**WRITTEN REQUEST**
Pull out each line of the records holding the string "находятся".

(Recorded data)

_ _ _

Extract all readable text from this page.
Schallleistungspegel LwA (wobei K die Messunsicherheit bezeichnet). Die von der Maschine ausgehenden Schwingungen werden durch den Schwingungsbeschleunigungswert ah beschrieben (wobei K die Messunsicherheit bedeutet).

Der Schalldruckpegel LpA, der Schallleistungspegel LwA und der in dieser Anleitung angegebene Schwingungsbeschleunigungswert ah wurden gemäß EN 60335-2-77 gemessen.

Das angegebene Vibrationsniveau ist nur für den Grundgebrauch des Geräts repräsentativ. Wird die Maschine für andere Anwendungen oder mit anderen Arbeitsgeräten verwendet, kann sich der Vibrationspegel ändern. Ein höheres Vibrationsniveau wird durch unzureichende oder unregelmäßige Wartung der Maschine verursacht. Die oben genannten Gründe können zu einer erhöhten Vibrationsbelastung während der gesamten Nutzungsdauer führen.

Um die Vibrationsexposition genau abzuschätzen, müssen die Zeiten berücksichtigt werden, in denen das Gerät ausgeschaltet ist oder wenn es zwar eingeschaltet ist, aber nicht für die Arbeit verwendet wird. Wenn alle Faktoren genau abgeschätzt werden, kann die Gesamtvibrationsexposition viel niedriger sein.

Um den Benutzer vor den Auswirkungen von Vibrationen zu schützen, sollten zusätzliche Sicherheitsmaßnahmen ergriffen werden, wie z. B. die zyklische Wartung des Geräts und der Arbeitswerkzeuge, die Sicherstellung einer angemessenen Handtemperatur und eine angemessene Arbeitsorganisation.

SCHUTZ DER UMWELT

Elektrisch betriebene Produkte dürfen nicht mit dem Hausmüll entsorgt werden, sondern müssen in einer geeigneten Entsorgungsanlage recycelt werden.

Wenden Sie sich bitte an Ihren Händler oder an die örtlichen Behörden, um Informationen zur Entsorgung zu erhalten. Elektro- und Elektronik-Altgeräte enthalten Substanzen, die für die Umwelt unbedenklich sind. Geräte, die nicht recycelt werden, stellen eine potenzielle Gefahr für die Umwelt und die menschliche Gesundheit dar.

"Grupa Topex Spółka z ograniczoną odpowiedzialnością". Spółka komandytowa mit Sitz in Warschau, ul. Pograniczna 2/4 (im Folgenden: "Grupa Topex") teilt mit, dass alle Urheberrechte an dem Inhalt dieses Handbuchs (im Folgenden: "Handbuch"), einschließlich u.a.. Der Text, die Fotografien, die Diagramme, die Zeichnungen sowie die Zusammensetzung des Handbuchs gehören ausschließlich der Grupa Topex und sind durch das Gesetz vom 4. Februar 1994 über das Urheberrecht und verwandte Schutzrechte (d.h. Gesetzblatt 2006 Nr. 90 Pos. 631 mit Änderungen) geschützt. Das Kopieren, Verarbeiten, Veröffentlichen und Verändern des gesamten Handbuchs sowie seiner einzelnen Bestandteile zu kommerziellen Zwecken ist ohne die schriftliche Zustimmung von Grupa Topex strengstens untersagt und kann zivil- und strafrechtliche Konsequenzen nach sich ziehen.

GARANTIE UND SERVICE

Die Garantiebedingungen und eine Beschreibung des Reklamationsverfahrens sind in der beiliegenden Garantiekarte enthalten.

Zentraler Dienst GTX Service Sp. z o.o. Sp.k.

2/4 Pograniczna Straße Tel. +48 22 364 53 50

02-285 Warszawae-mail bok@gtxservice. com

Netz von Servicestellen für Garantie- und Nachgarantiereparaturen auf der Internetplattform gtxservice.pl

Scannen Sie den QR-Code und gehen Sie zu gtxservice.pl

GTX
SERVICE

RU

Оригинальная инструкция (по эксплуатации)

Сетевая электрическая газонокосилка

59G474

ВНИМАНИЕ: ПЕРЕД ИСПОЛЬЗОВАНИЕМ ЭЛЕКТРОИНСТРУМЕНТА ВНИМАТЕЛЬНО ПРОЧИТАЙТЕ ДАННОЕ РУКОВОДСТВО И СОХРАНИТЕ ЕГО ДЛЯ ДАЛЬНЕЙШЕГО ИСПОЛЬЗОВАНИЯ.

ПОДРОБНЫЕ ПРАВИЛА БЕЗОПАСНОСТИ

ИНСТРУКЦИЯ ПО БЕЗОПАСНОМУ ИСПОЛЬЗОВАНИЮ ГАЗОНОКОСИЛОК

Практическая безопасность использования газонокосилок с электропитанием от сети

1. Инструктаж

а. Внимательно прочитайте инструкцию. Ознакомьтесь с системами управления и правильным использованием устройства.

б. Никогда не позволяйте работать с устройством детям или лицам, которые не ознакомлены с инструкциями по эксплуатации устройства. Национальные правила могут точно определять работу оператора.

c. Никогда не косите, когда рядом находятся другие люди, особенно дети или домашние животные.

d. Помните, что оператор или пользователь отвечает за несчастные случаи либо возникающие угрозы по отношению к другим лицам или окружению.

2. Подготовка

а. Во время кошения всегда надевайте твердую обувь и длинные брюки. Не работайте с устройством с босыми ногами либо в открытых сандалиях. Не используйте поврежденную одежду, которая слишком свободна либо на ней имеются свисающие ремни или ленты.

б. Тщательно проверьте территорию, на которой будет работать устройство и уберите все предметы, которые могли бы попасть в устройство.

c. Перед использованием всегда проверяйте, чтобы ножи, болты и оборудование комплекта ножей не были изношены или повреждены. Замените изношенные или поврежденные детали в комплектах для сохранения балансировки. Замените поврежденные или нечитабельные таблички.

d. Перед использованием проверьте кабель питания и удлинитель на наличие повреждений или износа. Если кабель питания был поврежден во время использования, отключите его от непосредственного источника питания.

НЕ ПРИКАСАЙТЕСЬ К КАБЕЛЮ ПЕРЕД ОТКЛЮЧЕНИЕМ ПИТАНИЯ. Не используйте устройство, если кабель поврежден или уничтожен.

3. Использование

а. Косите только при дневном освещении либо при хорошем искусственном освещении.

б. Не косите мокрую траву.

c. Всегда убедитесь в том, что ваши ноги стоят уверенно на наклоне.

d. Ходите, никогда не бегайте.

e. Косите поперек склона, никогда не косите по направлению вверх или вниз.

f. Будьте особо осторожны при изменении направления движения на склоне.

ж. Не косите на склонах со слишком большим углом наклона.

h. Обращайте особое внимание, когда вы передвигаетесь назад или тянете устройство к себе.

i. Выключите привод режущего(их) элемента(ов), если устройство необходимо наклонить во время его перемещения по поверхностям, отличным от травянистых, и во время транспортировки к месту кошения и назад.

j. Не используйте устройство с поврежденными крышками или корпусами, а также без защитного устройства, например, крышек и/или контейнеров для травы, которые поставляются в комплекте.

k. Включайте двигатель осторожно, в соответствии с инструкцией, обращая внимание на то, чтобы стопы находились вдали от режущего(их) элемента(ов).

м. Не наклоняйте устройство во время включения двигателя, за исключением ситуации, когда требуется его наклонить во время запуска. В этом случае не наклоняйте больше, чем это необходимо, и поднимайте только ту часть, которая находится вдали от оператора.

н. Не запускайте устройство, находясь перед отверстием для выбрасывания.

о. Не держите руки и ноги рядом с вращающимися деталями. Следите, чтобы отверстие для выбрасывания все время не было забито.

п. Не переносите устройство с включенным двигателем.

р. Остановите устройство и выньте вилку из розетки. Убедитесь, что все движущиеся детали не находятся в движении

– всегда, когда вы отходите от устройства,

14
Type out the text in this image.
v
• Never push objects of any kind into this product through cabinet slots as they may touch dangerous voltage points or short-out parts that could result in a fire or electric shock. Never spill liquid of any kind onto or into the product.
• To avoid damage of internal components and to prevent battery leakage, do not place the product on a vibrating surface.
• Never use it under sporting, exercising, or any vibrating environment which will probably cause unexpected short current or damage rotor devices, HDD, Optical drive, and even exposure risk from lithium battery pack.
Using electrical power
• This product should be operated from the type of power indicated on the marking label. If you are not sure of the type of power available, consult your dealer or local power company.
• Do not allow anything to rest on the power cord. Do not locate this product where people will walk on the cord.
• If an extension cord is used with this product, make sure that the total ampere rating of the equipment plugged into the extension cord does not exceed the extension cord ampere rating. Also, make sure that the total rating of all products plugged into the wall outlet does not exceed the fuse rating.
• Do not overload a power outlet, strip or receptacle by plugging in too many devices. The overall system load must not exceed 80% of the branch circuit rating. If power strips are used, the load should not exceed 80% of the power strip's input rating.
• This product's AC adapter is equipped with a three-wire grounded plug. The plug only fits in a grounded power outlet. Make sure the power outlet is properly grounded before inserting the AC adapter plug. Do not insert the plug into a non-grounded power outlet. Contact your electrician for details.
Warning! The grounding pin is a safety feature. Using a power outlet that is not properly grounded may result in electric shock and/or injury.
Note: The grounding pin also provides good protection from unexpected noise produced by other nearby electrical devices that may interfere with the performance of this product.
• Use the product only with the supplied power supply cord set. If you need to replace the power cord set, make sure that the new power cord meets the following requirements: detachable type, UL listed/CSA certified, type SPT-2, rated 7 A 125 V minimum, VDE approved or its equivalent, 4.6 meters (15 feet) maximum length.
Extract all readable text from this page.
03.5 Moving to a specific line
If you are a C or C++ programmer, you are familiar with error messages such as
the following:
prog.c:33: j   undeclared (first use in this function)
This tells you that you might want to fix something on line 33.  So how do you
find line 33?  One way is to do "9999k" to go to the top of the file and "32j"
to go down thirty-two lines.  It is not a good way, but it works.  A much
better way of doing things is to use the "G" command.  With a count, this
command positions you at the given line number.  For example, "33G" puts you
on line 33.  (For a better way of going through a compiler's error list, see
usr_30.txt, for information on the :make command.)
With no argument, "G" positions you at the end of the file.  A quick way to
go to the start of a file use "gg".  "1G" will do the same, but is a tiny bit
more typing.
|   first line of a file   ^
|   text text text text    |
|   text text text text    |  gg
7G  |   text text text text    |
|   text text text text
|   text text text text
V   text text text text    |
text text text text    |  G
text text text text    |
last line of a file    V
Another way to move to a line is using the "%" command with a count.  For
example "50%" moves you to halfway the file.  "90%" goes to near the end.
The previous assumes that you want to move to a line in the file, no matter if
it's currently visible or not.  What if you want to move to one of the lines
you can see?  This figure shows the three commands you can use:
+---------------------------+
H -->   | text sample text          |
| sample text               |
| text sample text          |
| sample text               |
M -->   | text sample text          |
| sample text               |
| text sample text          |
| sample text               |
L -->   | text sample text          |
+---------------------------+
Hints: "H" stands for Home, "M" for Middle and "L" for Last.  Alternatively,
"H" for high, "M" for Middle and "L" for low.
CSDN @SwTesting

_ _ _

**THE ANSWER**
c. Никогда не косите, когда рядом находятся другие люди, особенно дети или домашние животные.
р. Остановите устройство и выньте вилку из розетки. Убедитесь, что все движущиеся детали не находятся в движении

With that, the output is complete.